Exercise brief: Return each line containing "assimilated".

(Stored entries)
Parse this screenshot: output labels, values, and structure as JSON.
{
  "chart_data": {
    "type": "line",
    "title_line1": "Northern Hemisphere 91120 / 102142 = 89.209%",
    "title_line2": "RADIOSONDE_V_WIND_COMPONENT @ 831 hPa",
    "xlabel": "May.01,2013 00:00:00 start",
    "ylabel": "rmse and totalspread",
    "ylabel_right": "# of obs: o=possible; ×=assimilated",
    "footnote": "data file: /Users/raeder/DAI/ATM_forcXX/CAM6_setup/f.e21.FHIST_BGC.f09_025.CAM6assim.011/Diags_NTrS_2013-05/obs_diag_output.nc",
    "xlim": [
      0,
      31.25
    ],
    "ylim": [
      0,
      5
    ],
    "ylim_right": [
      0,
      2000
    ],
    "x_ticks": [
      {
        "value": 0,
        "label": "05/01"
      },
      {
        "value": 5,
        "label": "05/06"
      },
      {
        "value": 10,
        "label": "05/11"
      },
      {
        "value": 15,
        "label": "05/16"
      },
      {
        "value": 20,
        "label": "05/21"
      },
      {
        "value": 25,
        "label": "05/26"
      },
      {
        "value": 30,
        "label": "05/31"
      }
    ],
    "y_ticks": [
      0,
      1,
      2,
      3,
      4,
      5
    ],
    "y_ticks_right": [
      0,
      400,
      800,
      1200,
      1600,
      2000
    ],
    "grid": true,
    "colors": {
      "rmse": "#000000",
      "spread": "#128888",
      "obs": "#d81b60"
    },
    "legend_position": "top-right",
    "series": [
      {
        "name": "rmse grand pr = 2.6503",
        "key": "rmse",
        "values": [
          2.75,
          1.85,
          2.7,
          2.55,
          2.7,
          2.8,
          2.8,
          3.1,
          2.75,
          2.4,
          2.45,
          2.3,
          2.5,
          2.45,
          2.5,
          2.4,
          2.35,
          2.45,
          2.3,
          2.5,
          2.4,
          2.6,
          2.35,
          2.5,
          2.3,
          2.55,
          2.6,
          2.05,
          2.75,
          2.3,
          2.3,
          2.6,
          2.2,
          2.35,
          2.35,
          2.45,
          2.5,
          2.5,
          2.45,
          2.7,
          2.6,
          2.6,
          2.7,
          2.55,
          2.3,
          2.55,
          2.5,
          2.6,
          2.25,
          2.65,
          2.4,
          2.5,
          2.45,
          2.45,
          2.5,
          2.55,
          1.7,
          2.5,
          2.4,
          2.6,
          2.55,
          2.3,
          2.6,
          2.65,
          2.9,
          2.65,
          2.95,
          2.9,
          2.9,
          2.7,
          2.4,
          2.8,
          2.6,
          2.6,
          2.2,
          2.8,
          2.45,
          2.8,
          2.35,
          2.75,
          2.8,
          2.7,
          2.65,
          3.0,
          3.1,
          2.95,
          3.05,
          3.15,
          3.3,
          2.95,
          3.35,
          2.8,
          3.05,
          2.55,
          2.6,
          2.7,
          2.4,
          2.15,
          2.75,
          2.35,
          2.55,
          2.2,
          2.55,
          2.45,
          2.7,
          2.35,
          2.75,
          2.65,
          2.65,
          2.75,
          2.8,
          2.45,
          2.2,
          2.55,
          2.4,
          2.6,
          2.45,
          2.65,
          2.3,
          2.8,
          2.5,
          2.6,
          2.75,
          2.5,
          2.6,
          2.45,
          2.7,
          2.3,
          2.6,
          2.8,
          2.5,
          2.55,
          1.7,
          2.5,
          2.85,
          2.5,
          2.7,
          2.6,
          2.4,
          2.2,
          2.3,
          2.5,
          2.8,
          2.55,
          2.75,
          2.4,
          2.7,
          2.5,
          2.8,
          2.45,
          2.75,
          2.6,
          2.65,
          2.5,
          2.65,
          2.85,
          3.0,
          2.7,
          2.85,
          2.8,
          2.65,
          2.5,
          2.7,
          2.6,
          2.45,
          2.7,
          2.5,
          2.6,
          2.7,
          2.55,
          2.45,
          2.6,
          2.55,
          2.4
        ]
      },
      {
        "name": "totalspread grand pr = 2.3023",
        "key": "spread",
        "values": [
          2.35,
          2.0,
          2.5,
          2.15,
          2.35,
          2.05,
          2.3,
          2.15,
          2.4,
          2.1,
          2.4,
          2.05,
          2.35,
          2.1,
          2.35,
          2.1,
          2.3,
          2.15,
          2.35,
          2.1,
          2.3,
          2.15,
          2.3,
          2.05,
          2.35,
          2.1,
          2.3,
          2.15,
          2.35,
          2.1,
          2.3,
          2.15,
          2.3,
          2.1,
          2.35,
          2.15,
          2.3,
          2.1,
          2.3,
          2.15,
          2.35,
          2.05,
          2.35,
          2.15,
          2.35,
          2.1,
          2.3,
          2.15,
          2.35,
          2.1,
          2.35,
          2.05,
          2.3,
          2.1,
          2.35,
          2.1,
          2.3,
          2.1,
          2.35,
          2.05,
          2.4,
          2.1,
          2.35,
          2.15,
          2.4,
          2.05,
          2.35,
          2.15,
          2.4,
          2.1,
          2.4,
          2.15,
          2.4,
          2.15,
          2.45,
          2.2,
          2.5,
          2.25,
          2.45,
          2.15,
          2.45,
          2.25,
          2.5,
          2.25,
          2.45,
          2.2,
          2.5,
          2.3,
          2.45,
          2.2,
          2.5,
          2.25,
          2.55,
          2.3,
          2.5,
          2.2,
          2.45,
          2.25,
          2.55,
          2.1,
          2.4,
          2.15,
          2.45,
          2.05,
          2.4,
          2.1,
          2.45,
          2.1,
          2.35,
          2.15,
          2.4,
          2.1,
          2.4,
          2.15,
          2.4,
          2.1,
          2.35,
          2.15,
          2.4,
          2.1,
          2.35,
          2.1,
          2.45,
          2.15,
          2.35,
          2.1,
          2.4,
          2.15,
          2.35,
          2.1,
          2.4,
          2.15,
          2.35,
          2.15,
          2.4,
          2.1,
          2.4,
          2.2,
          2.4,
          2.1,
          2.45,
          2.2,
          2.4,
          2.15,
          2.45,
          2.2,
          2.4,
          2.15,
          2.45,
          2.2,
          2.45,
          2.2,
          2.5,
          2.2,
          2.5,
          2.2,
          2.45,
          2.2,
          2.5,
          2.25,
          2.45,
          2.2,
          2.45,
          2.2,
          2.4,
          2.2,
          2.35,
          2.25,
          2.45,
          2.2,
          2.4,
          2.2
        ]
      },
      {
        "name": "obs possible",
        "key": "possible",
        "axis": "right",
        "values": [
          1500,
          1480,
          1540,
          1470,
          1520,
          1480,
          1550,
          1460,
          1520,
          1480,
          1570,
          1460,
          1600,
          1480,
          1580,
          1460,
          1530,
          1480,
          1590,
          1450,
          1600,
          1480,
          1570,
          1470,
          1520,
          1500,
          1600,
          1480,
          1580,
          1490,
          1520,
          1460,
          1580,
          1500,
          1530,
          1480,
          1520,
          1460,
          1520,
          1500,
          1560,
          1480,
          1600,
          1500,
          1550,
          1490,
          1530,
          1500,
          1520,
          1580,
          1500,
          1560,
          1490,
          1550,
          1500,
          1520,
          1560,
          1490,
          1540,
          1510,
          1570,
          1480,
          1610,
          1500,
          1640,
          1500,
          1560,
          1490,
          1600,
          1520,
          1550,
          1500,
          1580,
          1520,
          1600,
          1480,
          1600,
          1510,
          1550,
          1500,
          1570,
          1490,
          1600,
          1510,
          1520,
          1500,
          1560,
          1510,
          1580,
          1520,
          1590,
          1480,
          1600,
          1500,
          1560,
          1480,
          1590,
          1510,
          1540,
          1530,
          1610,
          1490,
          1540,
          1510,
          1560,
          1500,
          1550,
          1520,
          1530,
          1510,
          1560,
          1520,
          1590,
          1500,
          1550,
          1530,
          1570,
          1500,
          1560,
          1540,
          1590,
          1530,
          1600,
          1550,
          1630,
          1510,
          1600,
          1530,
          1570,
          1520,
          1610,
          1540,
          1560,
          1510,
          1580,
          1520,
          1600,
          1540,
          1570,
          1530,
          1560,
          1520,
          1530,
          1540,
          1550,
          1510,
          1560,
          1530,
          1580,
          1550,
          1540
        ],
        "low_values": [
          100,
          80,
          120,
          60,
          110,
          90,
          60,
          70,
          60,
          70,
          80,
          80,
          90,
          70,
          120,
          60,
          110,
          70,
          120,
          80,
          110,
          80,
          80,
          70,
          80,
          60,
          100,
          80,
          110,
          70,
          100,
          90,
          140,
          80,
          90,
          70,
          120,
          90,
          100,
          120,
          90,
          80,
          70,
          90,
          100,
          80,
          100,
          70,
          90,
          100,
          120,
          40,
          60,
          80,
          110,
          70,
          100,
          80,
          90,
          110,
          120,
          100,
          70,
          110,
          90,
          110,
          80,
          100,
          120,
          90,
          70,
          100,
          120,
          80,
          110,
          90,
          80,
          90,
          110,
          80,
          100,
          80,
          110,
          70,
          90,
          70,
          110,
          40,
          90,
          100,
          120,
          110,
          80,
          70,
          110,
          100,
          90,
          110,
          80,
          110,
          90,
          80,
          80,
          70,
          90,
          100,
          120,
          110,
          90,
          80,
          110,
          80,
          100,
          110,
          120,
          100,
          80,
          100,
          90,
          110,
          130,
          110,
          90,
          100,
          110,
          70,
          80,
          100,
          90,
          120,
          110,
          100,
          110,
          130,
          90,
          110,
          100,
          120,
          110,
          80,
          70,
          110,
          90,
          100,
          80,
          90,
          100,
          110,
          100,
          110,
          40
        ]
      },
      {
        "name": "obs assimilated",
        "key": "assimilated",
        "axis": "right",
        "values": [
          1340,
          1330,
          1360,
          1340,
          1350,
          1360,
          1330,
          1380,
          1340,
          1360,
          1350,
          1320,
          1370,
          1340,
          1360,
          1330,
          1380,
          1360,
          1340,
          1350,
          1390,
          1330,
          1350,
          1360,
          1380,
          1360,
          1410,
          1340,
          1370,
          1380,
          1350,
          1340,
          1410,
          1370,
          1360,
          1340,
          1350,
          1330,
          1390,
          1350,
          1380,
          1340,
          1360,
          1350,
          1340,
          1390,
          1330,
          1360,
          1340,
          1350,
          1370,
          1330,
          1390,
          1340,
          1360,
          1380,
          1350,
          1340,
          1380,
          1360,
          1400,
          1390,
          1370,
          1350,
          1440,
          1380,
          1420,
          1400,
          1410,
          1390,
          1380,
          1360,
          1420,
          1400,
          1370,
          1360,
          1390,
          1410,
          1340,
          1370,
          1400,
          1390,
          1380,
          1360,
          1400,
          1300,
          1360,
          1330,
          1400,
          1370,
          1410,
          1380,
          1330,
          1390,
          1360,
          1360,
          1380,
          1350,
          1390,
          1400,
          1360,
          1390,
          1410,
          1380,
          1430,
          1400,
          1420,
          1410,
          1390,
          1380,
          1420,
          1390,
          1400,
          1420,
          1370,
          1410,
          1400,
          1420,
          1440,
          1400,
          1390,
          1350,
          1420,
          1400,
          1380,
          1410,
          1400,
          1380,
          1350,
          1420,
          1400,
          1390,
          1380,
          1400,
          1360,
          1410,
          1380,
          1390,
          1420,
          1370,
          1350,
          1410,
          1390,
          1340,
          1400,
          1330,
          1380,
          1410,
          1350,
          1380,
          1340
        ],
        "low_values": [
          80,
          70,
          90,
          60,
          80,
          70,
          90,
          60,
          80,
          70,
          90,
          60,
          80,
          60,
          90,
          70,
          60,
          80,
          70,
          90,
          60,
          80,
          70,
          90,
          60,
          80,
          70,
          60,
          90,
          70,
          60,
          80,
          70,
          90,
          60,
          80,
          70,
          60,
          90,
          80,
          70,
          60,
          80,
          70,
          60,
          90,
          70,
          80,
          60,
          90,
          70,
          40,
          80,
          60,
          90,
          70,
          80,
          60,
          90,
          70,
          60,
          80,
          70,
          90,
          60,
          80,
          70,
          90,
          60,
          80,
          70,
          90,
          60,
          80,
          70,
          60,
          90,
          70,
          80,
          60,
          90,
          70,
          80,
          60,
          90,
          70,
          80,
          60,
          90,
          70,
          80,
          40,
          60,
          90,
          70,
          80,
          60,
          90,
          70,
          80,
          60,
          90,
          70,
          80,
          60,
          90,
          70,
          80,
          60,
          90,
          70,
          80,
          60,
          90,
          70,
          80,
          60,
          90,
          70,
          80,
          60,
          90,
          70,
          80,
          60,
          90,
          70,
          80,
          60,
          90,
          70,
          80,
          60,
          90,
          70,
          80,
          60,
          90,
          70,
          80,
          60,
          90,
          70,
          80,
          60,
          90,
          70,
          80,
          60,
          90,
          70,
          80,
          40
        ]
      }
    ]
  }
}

Completed exercise:
    "ylabel_right": "# of obs: o=possible; ×=assimilated",
        "name": "obs assimilated",
        "key": "assimilated",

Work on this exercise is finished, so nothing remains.